> Work required
Quote the entries in full, character for character, without their images.

> Information provided
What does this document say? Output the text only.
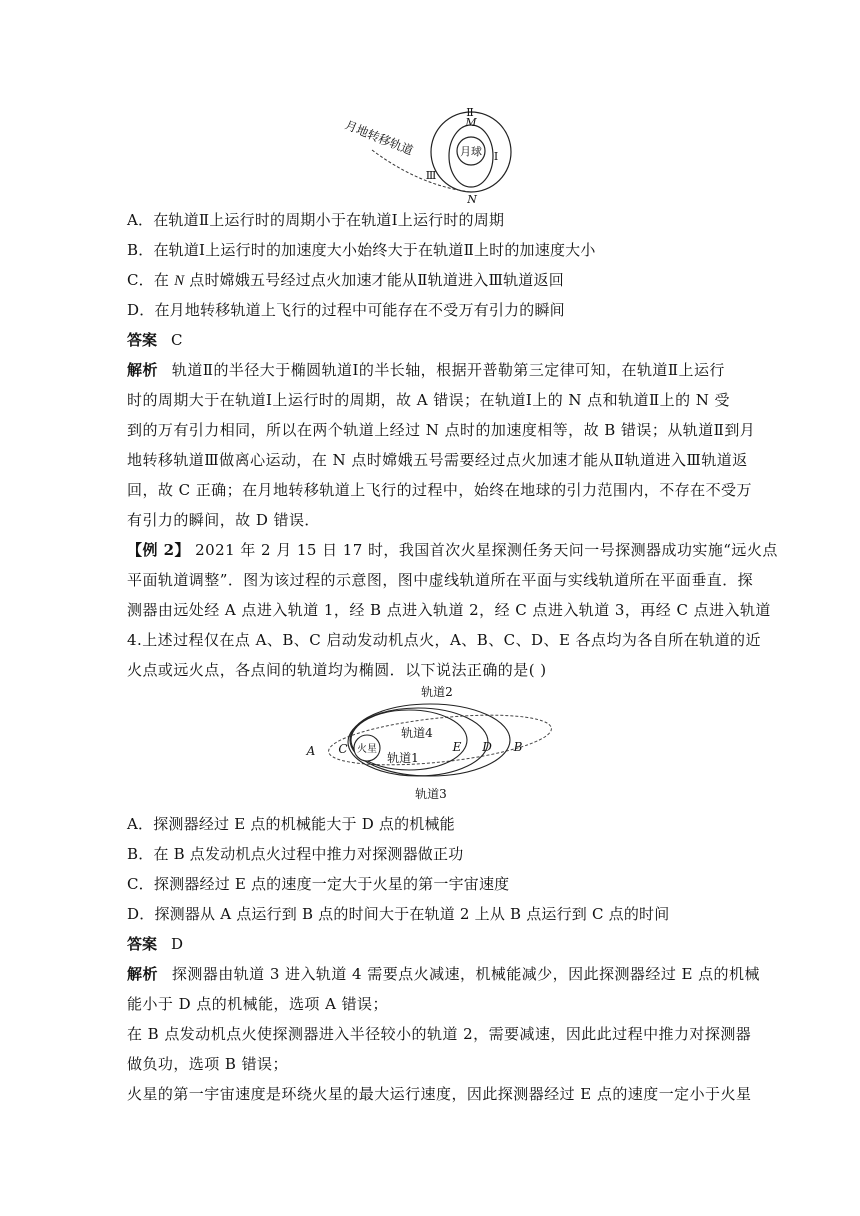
Ⅱ
M
月球 Ⅰ
Ⅲ
N
月地转移轨道
A．在轨道Ⅱ上运行时的周期小于在轨道Ⅰ上运行时的周期
B．在轨道Ⅰ上运行时的加速度大小始终大于在轨道Ⅱ上时的加速度大小
C．在 N 点时嫦娥五号经过点火加速才能从Ⅱ轨道进入Ⅲ轨道返回
D．在月地转移轨道上飞行的过程中可能存在不受万有引力的瞬间
答案 C
解析 轨道Ⅱ的半径大于椭圆轨道Ⅰ的半长轴，根据开普勒第三定律可知，在轨道Ⅱ上运行
时的周期大于在轨道Ⅰ上运行时的周期，故 A 错误；在轨道Ⅰ上的 N 点和轨道Ⅱ上的 N 受
到的万有引力相同，所以在两个轨道上经过 N 点时的加速度相等，故 B 错误；从轨道Ⅱ到月
地转移轨道Ⅲ做离心运动，在 N 点时嫦娥五号需要经过点火加速才能从Ⅱ轨道进入Ⅲ轨道返
回，故 C 正确；在月地转移轨道上飞行的过程中，始终在地球的引力范围内，不存在不受万
有引力的瞬间，故 D 错误．
【例 2】 2021 年 2 月 15 日 17 时，我国首次火星探测任务天问一号探测器成功实施“远火点
平面轨道调整”．图为该过程的示意图，图中虚线轨道所在平面与实线轨道所在平面垂直．探
测器由远处经 A 点进入轨道 1，经 B 点进入轨道 2，经 C 点进入轨道 3，再经 C 点进入轨道
4.上述过程仅在点 A、B、C 启动发动机点火，A、B、C、D、E 各点均为各自所在轨道的近
火点或远火点，各点间的轨道均为椭圆．以下说法正确的是( )
轨道2
轨道4
轨道1
轨道3
火星
A C	E D B
A．探测器经过 E 点的机械能大于 D 点的机械能
B．在 B 点发动机点火过程中推力对探测器做正功
C．探测器经过 E 点的速度一定大于火星的第一宇宙速度
D．探测器从 A 点运行到 B 点的时间大于在轨道 2 上从 B 点运行到 C 点的时间
答案 D
解析 探测器由轨道 3 进入轨道 4 需要点火减速，机械能减少，因此探测器经过 E 点的机械
能小于 D 点的机械能，选项 A 错误；
在 B 点发动机点火使探测器进入半径较小的轨道 2，需要减速，因此此过程中推力对探测器
做负功，选项 B 错误；
火星的第一宇宙速度是环绕火星的最大运行速度，因此探测器经过 E 点的速度一定小于火星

> Exercise result
What does this document say? Output the text only.
Ⅱ
M
月球 Ⅰ
Ⅲ
N
月地转移轨道
A．在轨道Ⅱ上运行时的周期小于在轨道Ⅰ上运行时的周期
B．在轨道Ⅰ上运行时的加速度大小始终大于在轨道Ⅱ上时的加速度大小
C．在 N 点时嫦娥五号经过点火加速才能从Ⅱ轨道进入Ⅲ轨道返回
D．在月地转移轨道上飞行的过程中可能存在不受万有引力的瞬间
答案 C
解析 轨道Ⅱ的半径大于椭圆轨道Ⅰ的半长轴，根据开普勒第三定律可知，在轨道Ⅱ上运行
时的周期大于在轨道Ⅰ上运行时的周期，故 A 错误；在轨道Ⅰ上的 N 点和轨道Ⅱ上的 N 受
到的万有引力相同，所以在两个轨道上经过 N 点时的加速度相等，故 B 错误；从轨道Ⅱ到月
地转移轨道Ⅲ做离心运动，在 N 点时嫦娥五号需要经过点火加速才能从Ⅱ轨道进入Ⅲ轨道返
回，故 C 正确；在月地转移轨道上飞行的过程中，始终在地球的引力范围内，不存在不受万
有引力的瞬间，故 D 错误．
【例 2】 2021 年 2 月 15 日 17 时，我国首次火星探测任务天问一号探测器成功实施“远火点
平面轨道调整”．图为该过程的示意图，图中虚线轨道所在平面与实线轨道所在平面垂直．探
测器由远处经 A 点进入轨道 1，经 B 点进入轨道 2，经 C 点进入轨道 3，再经 C 点进入轨道
4.上述过程仅在点 A、B、C 启动发动机点火，A、B、C、D、E 各点均为各自所在轨道的近
火点或远火点，各点间的轨道均为椭圆．以下说法正确的是( )
轨道2
轨道4
轨道1
轨道3
火星
A C	E D B
A．探测器经过 E 点的机械能大于 D 点的机械能
B．在 B 点发动机点火过程中推力对探测器做正功
C．探测器经过 E 点的速度一定大于火星的第一宇宙速度
D．探测器从 A 点运行到 B 点的时间大于在轨道 2 上从 B 点运行到 C 点的时间
答案 D
解析 探测器由轨道 3 进入轨道 4 需要点火减速，机械能减少，因此探测器经过 E 点的机械
能小于 D 点的机械能，选项 A 错误；
在 B 点发动机点火使探测器进入半径较小的轨道 2，需要减速，因此此过程中推力对探测器
做负功，选项 B 错误；
火星的第一宇宙速度是环绕火星的最大运行速度，因此探测器经过 E 点的速度一定小于火星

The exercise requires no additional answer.